Records from a data collection:
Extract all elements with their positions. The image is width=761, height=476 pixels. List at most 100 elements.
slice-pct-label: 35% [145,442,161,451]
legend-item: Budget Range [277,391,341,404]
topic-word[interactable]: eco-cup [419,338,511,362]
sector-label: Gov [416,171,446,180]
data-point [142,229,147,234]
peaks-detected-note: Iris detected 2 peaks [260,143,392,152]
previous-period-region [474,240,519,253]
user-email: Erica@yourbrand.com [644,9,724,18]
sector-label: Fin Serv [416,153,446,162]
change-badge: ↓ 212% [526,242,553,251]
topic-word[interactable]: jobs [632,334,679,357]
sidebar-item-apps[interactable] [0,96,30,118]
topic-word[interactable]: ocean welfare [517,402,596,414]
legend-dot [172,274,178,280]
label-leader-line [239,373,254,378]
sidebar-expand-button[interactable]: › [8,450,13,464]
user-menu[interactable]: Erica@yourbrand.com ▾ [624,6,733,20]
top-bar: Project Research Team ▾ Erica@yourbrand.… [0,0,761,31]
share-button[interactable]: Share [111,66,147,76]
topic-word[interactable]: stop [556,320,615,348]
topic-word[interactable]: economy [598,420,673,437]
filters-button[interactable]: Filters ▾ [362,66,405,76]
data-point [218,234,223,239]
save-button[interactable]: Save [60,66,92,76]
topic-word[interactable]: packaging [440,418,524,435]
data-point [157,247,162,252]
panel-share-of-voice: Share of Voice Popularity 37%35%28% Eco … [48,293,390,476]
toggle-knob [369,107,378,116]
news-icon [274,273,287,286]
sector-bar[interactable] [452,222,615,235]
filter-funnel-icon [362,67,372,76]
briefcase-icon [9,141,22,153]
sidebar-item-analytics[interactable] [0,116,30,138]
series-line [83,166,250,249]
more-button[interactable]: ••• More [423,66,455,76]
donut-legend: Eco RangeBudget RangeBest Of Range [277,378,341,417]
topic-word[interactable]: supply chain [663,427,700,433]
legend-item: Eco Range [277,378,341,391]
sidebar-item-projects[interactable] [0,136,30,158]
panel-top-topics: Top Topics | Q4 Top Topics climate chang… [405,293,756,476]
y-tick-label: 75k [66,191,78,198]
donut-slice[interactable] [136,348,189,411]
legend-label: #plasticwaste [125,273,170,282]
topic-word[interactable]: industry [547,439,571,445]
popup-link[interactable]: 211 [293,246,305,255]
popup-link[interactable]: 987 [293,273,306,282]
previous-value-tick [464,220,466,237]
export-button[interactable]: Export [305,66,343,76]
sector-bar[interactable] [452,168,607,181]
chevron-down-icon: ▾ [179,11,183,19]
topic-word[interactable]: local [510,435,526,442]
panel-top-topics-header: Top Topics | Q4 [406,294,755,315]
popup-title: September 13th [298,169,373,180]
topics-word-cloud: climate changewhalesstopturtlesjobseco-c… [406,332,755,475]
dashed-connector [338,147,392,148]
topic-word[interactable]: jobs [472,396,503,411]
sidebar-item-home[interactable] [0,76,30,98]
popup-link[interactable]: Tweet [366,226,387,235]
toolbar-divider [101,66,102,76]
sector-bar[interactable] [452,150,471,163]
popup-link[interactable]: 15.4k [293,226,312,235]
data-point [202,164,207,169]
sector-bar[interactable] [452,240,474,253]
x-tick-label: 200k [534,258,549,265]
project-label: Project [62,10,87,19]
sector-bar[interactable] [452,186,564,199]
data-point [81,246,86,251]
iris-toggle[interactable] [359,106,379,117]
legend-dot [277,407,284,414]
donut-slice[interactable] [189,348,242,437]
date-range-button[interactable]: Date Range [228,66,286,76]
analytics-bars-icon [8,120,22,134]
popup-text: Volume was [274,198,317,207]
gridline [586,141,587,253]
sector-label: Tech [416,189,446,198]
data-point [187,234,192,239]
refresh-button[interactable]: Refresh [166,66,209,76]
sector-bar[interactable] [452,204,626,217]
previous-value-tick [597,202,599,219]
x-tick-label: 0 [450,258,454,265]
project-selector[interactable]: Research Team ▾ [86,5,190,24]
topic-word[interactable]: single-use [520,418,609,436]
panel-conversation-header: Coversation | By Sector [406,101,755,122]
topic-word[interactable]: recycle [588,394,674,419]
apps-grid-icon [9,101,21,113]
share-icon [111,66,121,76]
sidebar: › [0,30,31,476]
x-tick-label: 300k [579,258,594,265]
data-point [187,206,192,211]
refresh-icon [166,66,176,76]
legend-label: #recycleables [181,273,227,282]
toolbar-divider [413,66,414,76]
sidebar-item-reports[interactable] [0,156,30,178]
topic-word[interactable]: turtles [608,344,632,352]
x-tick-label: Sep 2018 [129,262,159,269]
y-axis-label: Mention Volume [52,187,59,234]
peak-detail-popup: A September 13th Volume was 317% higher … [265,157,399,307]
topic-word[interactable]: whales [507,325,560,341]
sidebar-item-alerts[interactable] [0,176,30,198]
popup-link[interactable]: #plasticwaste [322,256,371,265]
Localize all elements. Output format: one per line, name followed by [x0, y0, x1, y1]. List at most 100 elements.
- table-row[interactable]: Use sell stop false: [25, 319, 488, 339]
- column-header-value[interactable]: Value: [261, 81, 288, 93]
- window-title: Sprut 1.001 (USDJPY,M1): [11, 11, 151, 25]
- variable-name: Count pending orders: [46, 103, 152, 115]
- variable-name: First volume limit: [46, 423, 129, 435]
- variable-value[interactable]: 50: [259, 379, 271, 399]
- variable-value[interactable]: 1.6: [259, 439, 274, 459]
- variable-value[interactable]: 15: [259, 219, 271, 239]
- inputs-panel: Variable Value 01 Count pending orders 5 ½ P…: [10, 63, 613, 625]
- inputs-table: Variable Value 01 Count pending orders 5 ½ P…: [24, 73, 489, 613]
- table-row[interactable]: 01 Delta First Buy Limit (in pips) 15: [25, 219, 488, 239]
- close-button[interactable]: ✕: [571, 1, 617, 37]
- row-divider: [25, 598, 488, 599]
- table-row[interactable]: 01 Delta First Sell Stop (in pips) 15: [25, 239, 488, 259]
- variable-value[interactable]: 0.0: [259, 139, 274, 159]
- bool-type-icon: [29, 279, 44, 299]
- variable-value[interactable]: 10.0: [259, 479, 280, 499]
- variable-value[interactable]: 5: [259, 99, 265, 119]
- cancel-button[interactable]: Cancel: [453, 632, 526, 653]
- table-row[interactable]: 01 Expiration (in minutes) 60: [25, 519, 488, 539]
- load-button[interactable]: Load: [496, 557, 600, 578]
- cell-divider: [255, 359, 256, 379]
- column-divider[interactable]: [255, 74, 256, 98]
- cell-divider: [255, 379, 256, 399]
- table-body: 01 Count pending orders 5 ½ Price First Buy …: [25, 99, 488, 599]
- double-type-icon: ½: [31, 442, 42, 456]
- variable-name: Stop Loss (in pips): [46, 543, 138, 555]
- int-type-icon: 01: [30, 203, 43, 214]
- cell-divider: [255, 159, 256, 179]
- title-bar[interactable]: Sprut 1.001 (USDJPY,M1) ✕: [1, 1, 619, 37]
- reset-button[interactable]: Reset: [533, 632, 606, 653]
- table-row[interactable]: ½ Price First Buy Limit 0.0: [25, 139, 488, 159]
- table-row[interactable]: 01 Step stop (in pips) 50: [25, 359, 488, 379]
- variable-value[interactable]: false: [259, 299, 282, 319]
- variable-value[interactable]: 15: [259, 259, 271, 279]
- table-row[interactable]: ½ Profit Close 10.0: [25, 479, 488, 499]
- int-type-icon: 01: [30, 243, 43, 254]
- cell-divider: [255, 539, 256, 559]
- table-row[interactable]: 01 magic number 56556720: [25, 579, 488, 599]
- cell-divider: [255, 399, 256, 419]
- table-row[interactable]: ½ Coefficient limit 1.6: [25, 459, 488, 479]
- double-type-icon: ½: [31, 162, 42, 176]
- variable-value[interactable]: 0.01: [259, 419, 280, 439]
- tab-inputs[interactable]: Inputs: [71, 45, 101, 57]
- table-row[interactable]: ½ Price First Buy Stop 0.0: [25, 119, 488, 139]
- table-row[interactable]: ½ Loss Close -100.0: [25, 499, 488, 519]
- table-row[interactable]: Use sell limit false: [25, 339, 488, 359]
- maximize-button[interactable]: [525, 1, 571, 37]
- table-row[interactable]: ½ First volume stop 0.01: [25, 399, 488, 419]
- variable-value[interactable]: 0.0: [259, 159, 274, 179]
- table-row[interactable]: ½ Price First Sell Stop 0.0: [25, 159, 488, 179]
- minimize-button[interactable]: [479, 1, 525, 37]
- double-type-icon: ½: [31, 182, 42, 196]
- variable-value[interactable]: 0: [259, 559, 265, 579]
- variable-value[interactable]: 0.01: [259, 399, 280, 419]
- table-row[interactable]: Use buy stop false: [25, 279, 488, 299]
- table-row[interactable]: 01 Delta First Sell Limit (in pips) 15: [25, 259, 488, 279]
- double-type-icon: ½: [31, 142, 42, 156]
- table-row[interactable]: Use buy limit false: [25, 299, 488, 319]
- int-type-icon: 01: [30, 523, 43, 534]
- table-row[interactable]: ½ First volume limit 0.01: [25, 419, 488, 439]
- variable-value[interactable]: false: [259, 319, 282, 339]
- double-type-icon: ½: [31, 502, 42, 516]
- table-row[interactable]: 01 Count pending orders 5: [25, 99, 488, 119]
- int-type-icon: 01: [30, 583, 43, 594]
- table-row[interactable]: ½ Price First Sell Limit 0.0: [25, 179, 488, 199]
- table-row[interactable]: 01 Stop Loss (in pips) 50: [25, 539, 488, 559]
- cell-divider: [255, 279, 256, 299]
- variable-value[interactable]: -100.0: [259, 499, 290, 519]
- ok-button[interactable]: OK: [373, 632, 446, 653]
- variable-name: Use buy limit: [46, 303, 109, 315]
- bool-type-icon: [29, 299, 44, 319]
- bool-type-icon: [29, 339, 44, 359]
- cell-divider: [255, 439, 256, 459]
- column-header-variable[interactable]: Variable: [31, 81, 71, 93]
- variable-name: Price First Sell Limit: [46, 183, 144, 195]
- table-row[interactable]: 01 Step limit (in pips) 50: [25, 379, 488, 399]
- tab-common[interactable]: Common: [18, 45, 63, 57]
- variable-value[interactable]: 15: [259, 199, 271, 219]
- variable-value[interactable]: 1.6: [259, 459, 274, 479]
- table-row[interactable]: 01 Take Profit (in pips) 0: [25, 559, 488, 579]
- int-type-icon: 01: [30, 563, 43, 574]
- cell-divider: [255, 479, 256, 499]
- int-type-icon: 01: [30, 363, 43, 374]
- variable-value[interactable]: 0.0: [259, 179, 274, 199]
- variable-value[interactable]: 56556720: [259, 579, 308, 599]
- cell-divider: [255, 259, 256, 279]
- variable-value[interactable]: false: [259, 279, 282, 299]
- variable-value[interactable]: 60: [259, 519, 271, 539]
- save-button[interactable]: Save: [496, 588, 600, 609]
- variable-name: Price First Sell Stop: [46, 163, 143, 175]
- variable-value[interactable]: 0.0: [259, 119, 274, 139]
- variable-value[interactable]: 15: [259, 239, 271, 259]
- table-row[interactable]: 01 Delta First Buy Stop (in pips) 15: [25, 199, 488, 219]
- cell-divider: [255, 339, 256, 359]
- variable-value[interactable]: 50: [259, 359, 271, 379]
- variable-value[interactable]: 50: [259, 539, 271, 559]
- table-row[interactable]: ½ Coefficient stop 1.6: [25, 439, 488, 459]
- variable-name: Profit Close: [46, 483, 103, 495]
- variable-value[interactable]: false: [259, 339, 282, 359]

- [What the task requires]:
Reproduce the data from its beginning up to and including the line with "sidebar-expand-button[interactable]: › [8,450,13,464]", substituting "keyword" for "topic-word" and leaving everything else unchanged.

- [Worked answer]:
Extract all elements with their positions. The image is width=761, height=476 pixels. List at most 100 elements.
slice-pct-label: 35% [145,442,161,451]
legend-item: Budget Range [277,391,341,404]
keyword[interactable]: eco-cup [419,338,511,362]
sector-label: Gov [416,171,446,180]
data-point [142,229,147,234]
peaks-detected-note: Iris detected 2 peaks [260,143,392,152]
previous-period-region [474,240,519,253]
user-email: Erica@yourbrand.com [644,9,724,18]
sector-label: Fin Serv [416,153,446,162]
change-badge: ↓ 212% [526,242,553,251]
keyword[interactable]: jobs [632,334,679,357]
sidebar-item-apps[interactable] [0,96,30,118]
keyword[interactable]: ocean welfare [517,402,596,414]
legend-dot [172,274,178,280]
label-leader-line [239,373,254,378]
sidebar-expand-button[interactable]: › [8,450,13,464]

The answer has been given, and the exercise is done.